| Given text |
· · · · ·

Exhibit (a)(15)
November 7, 2006
Dear Fellow Gold Kist Employees:
In my effort to keep you informed, I want to give you an update on recent events related to Pilgrim’s Pride Corporation’s unsolicited tender offer to purchase Gold Kist common stock. As has been stated previously in public statements, the Gold Kist Board of Directors has determined that Pilgrim’s offer is inadequate and that Gold Kist is committed to maximizing shareholder value by executing its strategic business plan while continuing to explore strategic alternatives.
On October 30, Pilgrim’s Pride announced that it extended its tender offer until November 29. Since Pilgrim extended its tender offer, we have received a few questions regarding whether any shares were actually purchased by Pilgrim in its offer, so let me briefly explain. Pilgrim has not purchased any of our shares pursuant to its offer. Prior to the initial tender offer deadline, some of our stockholders had indicated a willingness to sell their shares at the price offered. However, the shares could not have been purchased by Pilgrim unless and until all the conditions of the offer were met, which has not occurred. Pilgrim’s offer is subject to numerous conditions that result in significant uncertainty that the transaction will be consummated. For a detailed description of Pilgrim’s offer, we refer you to our Schedule 14D-9, which we previously filed with the U.S. Securities and Exchange Commission.

· · · · ·

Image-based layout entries
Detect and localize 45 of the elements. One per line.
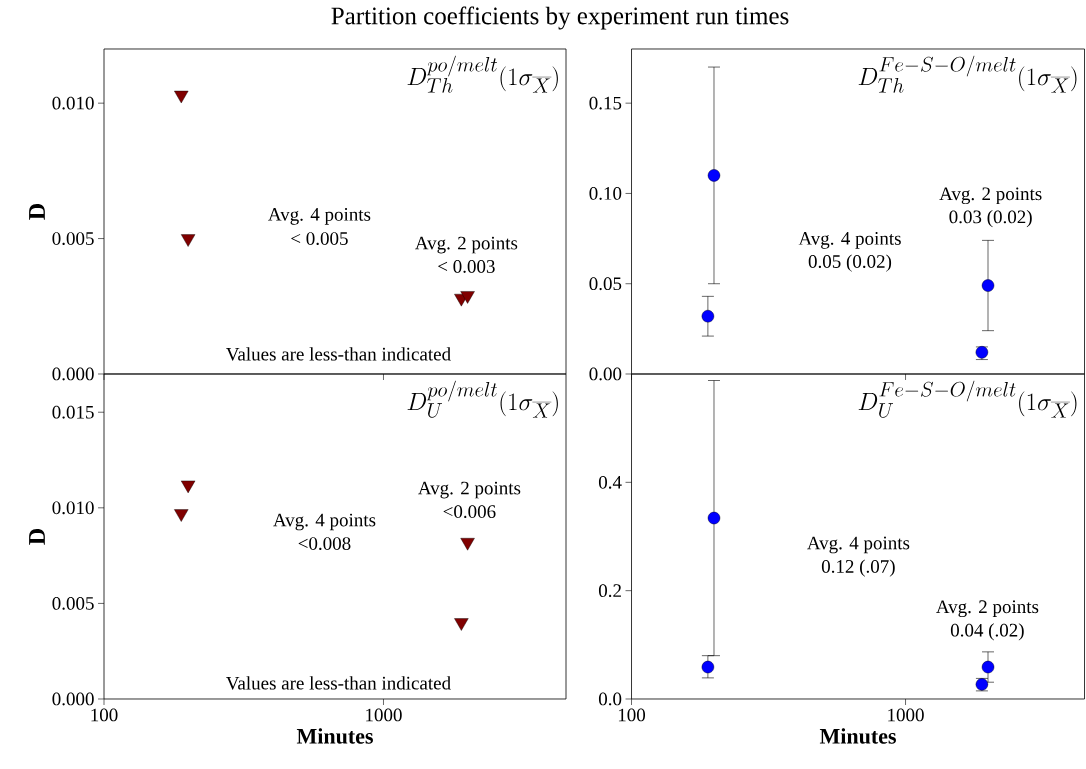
y-tick-label: 0.010 (52, 96, 94, 110)
annotation: < 0.003 (438, 260, 495, 273)
chart-title: Partition coefficients by experiment run times (331, 6, 789, 30)
text: $D_{Th}^{po/melt}(1\sigma_{\overline{X}})$ (407, 55, 558, 93)
y-tick-label: 0.015 (52, 405, 94, 419)
annotation: Avg. 2 points (939, 187, 1042, 205)
y-tick-label: 0.10 (589, 187, 622, 200)
y-tick-label: 0.000 (52, 692, 94, 706)
x-tick-label: 100 (91, 708, 118, 722)
annotation: 0.04 (.02) (950, 623, 1024, 641)
y-tick-label: 0.2 (598, 584, 621, 598)
annotation: 0.03 (0.02) (949, 209, 1032, 228)
y-tick-label: 0.005 (52, 596, 94, 610)
annotation: Values are less-than indicated (226, 347, 451, 361)
annotation: Avg. 4 points (798, 232, 901, 249)
y-tick-label: 0.4 (598, 475, 622, 489)
y-tick-label: 0.010 (52, 501, 94, 515)
x-axis-title: Minutes (819, 728, 896, 744)
y-axis-title: D (29, 204, 45, 220)
y-tick-label: 0.000 (52, 367, 94, 381)
annotation: 0.12 (.07) (821, 559, 895, 577)
annotation: Avg. 2 points (936, 600, 1039, 618)
text: $D_{U}^{Fe{-}S{-}O/melt}(1\sigma_{\overline{X}})$ (858, 380, 1077, 418)
y-axis-title: D (29, 529, 45, 545)
y-tick-label: 0.0 (598, 692, 622, 706)
annotation: Avg. 2 points (415, 236, 518, 254)
annotation: <0.006 (443, 505, 496, 519)
annotation: Avg. 2 points (418, 481, 521, 499)
annotation: < 0.005 (291, 232, 348, 246)
y-tick-label: 0.15 (589, 96, 622, 110)
y-tick-label: 0.05 (589, 277, 622, 291)
x-tick-label: 1000 (366, 708, 402, 722)
x-tick-label: 1000 (888, 708, 924, 722)
x-axis-title: Minutes (296, 728, 373, 744)
text: $D_{U}^{po/melt}(1\sigma_{\overline{X}})$ (407, 380, 558, 418)
y-tick-label: 0.00 (589, 367, 622, 381)
annotation: Avg. 4 points (807, 536, 910, 554)
annotation: <0.008 (298, 537, 351, 551)
y-tick-label: 0.005 (52, 232, 94, 246)
text: $D_{Th}^{Fe{-}S{-}O/melt}(1\sigma_{\overline{X}})$ (858, 55, 1077, 93)
annotation: 0.05 (0.02) (808, 254, 892, 272)
annotation: Avg. 4 points (268, 208, 371, 225)
x-tick-label: 100 (618, 708, 646, 722)
annotation: Avg. 4 points (273, 513, 376, 531)
annotation: Values are less-than indicated (226, 676, 451, 690)
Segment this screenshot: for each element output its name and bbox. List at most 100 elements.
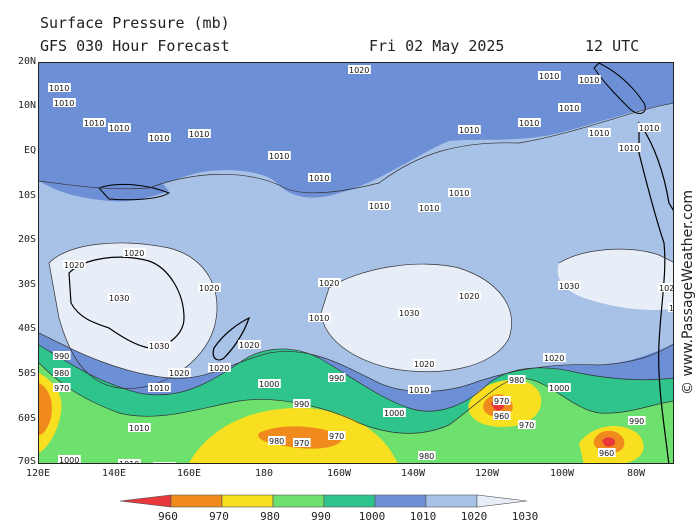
isobar-label-text: 1000 (549, 384, 569, 393)
lon-label-120w: 120W (474, 468, 500, 479)
isobar-label-text: 1010 (269, 152, 289, 161)
isobar-label-text: 1010 (419, 204, 439, 213)
colorbar-segment-6 (425, 494, 478, 508)
colorbar-segment-7 (476, 494, 528, 508)
isobar-label: 1010 (148, 383, 171, 393)
colorbar-segment-0 (120, 494, 172, 508)
isobar-label-text: 1020 (239, 341, 259, 350)
isobar-label-text: 1020 (319, 279, 339, 288)
isobar-lines (39, 102, 673, 434)
land-australia (68, 256, 185, 349)
isobar-label-text: 1020 (414, 360, 434, 369)
isobar-label: 1030 (148, 341, 171, 351)
isobar-label-text: 970 (519, 421, 534, 430)
colorbar-segment-2 (221, 494, 274, 508)
isobar-label-text: 1020 (544, 354, 564, 363)
isobar-label: 1010 (538, 71, 561, 81)
lat-label-60s: 60S (17, 413, 36, 424)
isobar-label-text: 1010 (49, 84, 69, 93)
colorbar-label-970: 970 (209, 510, 229, 523)
isobar-label-text: 1030 (399, 309, 419, 318)
isobar-label-text: 970 (54, 384, 69, 393)
pressure-high-east-pacific (557, 249, 673, 310)
isobar-label-text: 1020 (64, 261, 84, 270)
isobar-label-text: 1020 (349, 66, 369, 75)
lon-label-80w: 80W (626, 468, 646, 479)
isobar-label-text: 970 (329, 432, 344, 441)
isobar-label-text: 1010 (539, 72, 559, 81)
lat-label-20n: 20N (17, 56, 36, 67)
isobar-label: 980 (53, 368, 71, 378)
isobar-label-text: 1010 (459, 126, 479, 135)
isobar-label: 970 (493, 396, 511, 406)
isobar-label: 1000 (258, 379, 281, 389)
lon-label-160w: 160W (326, 468, 352, 479)
isobar-label: 1020 (543, 353, 566, 363)
isobar-label-text: 1010 (109, 124, 129, 133)
isobar-label: 990 (53, 351, 71, 361)
isobar-label: 1020 (208, 363, 231, 373)
isobar-label-text: 1030 (559, 282, 579, 291)
colorbar-label-1000: 1000 (358, 510, 386, 523)
colorbar-label-1030: 1030 (511, 510, 539, 523)
forecast-time: 12 UTC (585, 37, 640, 55)
isobar-label-text: 1010 (129, 424, 149, 433)
lon-label-160e: 160E (176, 468, 202, 479)
isobar-label-text: 960 (599, 449, 614, 458)
pressure-band-1000-1010-west (39, 160, 169, 202)
lon-label-120e: 120E (25, 468, 51, 479)
isobar-label: 1020 (123, 248, 146, 258)
colorbar-segment-3 (272, 494, 325, 508)
pressure-map: 1020 1010 1010 1010 1010 1010 1010 1010 1010 1010… (38, 62, 674, 464)
isobar-label-text: 1000 (59, 456, 79, 464)
isobar-label: 1010 (308, 173, 331, 183)
forecast-date: Fri 02 May 2025 (369, 37, 505, 55)
isobar-label: 980 (508, 375, 526, 385)
isobar-label: 1010 (618, 143, 641, 153)
isobar-label: 1010 (408, 385, 431, 395)
isobar-label-text: 1000 (384, 409, 404, 418)
isobar-label: 990 (293, 399, 311, 409)
isobar-label: 1010 (448, 188, 471, 198)
isobar-label: 1010 (188, 129, 211, 139)
isobar-label-text: 980 (419, 452, 434, 461)
isobar-label-text: 980 (54, 369, 69, 378)
colorbar-label-1010: 1010 (409, 510, 437, 523)
isobar-label: 1030 (108, 293, 131, 303)
isobar-label: 1010 (578, 75, 601, 85)
isobar-label: 1020 (458, 291, 481, 301)
isobar-label: 1000 (548, 383, 571, 393)
land-new-zealand (212, 316, 251, 361)
isobar-label: 1010 (108, 123, 131, 133)
land-central-america (593, 63, 646, 114)
isobar-label-text: 990 (329, 374, 344, 383)
isobar-label: 1000 (153, 462, 176, 463)
isobar-label: 1020 (318, 278, 341, 288)
isobar-label: 970 (328, 431, 346, 441)
isobar-label-text: 1020 (169, 369, 189, 378)
lon-label-180: 180 (254, 468, 274, 479)
isobar-label: 970 (53, 383, 71, 393)
isobar-label-text: 1020 (459, 292, 479, 301)
isobar-label: 990 (628, 416, 646, 426)
isobar-label-text: 1010 (579, 76, 599, 85)
isobar-label: 1020 (168, 368, 191, 378)
isobar-label-text: 1010 (449, 189, 469, 198)
isobar-label-text: 1010 (119, 460, 139, 464)
isobar-label-text: 1010 (639, 124, 659, 133)
isobar-label: 1010 (268, 151, 291, 161)
isobar-label: 1010 (458, 125, 481, 135)
isobar-label-text: 1010 (309, 314, 329, 323)
pressure-low-960-970-west (39, 383, 52, 435)
watermark: © www.PassageWeather.com (680, 190, 696, 395)
isobar-label: 990 (328, 373, 346, 383)
lat-label-70s: 70S (17, 456, 36, 467)
isobar-label: 1020 (413, 359, 436, 369)
isobar-label: 960 (493, 411, 511, 421)
isobar-label-text: 970 (294, 439, 309, 448)
isobar-label: 980 (418, 451, 436, 461)
isobar-label-text: 1010 (589, 129, 609, 138)
isobar-label-text: 1010 (519, 119, 539, 128)
colorbar (120, 494, 528, 508)
isobar-label-text: 980 (269, 437, 284, 446)
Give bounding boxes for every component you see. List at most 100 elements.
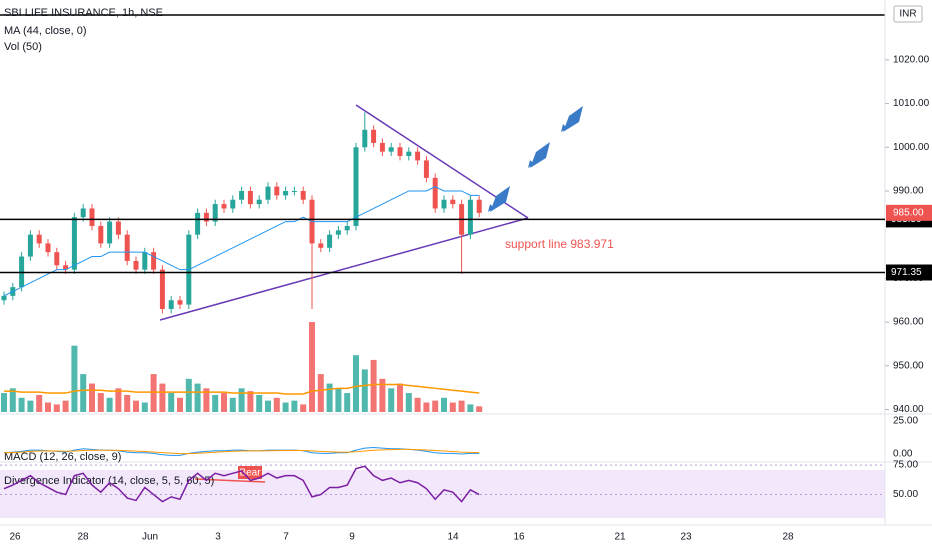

· · · · ·

| Problem details |
Reproduce the entire letter to Gold Kist employees word for word. This data was drawn from a separate source.

| Exercise response |
Exhibit (a)(15)
November 7, 2006
Dear Fellow Gold Kist Employees:
In my effort to keep you informed, I want to give you an update on recent events related to Pilgrim’s Pride Corporation’s unsolicited tender offer to purchase Gold Kist common stock. As has been stated previously in public statements, the Gold Kist Board of Directors has determined that Pilgrim’s offer is inadequate and that Gold Kist is committed to maximizing shareholder value by executing its strategic business plan while continuing to explore strategic alternatives.
On October 30, Pilgrim’s Pride announced that it extended its tender offer until November 29. Since Pilgrim extended its tender offer, we have received a few questions regarding whether any shares were actually purchased by Pilgrim in its offer, so let me briefly explain. Pilgrim has not purchased any of our shares pursuant to its offer. Prior to the initial tender offer deadline, some of our stockholders had indicated a willingness to sell their shares at the price offered. However, the shares could not have been purchased by Pilgrim unless and until all the conditions of the offer were met, which has not occurred. Pilgrim’s offer is subject to numerous conditions that result in significant uncertainty that the transaction will be consummated. For a detailed description of Pilgrim’s offer, we refer you to our Schedule 14D-9, which we previously filed with the U.S. Securities and Exchange Commission.